**Task description**. Locate the word "Recording" in the material, then show every line that holds it.

Stored data
###

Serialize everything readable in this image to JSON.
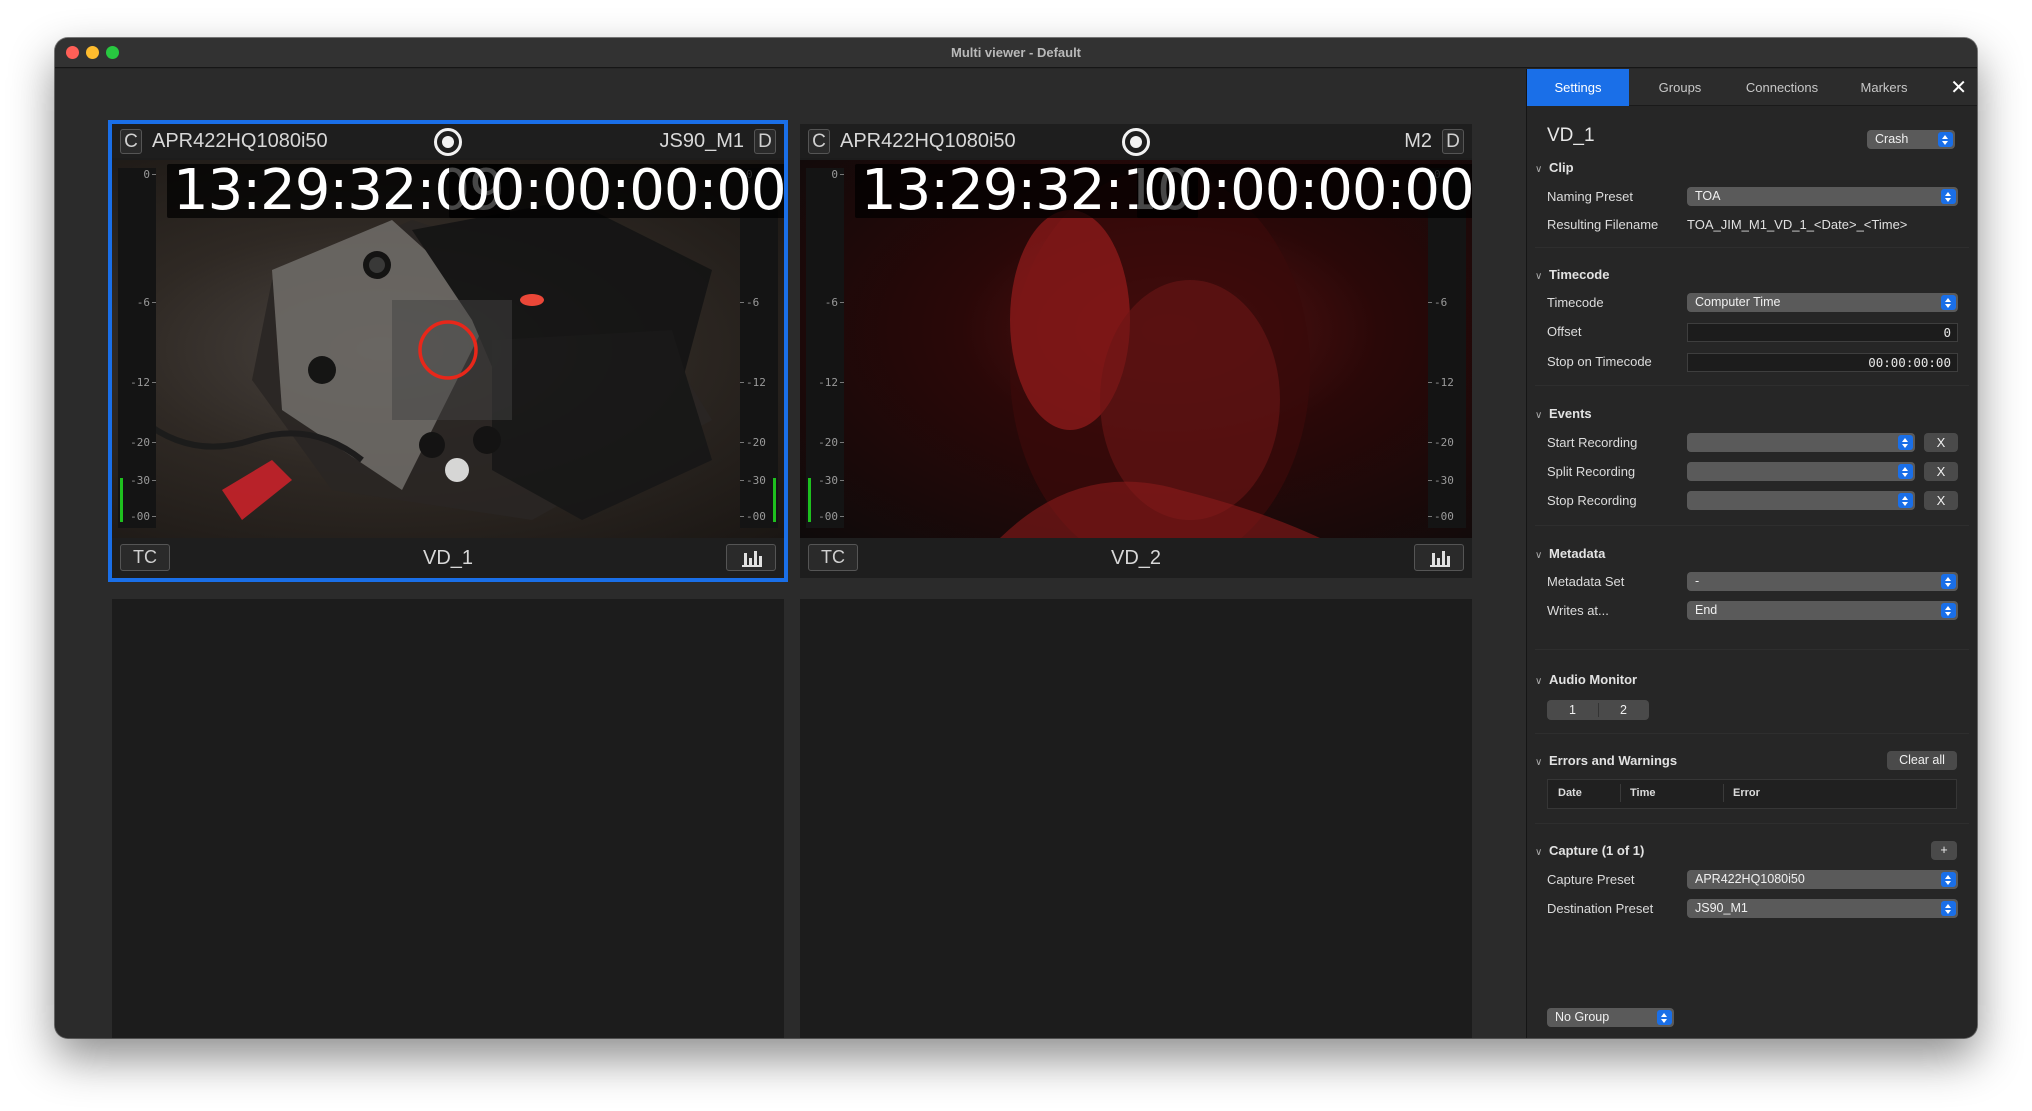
{
  "window": {
    "title": "Multi viewer - Default"
  },
  "viewers": [
    {
      "preset": "APR422HQ1080i50",
      "destination": "JS90_M1",
      "badge_left": "C",
      "badge_right": "D",
      "timecode": "13:29:32:09",
      "duration": "00:00:00:00",
      "clip_name": "VD_1",
      "tc_label": "TC",
      "meter_ticks": [
        "0",
        "-6",
        "-12",
        "-20",
        "-30",
        "-00"
      ]
    },
    {
      "preset": "APR422HQ1080i50",
      "destination": "M2",
      "badge_left": "C",
      "badge_right": "D",
      "timecode": "13:29:32:10",
      "duration": "00:00:00:00",
      "clip_name": "VD_2",
      "tc_label": "TC",
      "meter_ticks": [
        "0",
        "-6",
        "-12",
        "-20",
        "-30",
        "-00"
      ]
    }
  ],
  "sidebar": {
    "tabs": [
      "Settings",
      "Groups",
      "Connections",
      "Markers"
    ],
    "close": "✕",
    "title": "VD_1",
    "mode_popup": "Crash",
    "clip": {
      "header": "Clip",
      "naming_preset_label": "Naming Preset",
      "naming_preset_value": "TOA",
      "resulting_filename_label": "Resulting Filename",
      "resulting_filename_value": "TOA_JIM_M1_VD_1_<Date>_<Time>"
    },
    "timecode": {
      "header": "Timecode",
      "timecode_label": "Timecode",
      "timecode_value": "Computer Time",
      "offset_label": "Offset",
      "offset_value": "0",
      "stop_label": "Stop on Timecode",
      "stop_value": "00:00:00:00"
    },
    "events": {
      "header": "Events",
      "start_label": "Start Recording",
      "split_label": "Split Recording",
      "stop_label": "Stop Recording",
      "clear_label": "X"
    },
    "metadata": {
      "header": "Metadata",
      "set_label": "Metadata Set",
      "set_value": "-",
      "writes_label": "Writes at...",
      "writes_value": "End"
    },
    "audio_monitor": {
      "header": "Audio Monitor",
      "channels": [
        "1",
        "2"
      ]
    },
    "errors": {
      "header": "Errors and Warnings",
      "clear_all": "Clear all",
      "columns": [
        "Date",
        "Time",
        "Error"
      ]
    },
    "capture": {
      "header": "Capture (1 of 1)",
      "add": "+",
      "preset_label": "Capture Preset",
      "preset_value": "APR422HQ1080i50",
      "destination_label": "Destination Preset",
      "destination_value": "JS90_M1"
    },
    "group_popup": "No Group"
  },
  "colors": {
    "accent": "#1a6fe8",
    "meter_green": "#1ec01e"
  }
}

###

**Reply to the exercise**.
      "start_label": "Start Recording",
      "split_label": "Split Recording",
      "stop_label": "Stop Recording",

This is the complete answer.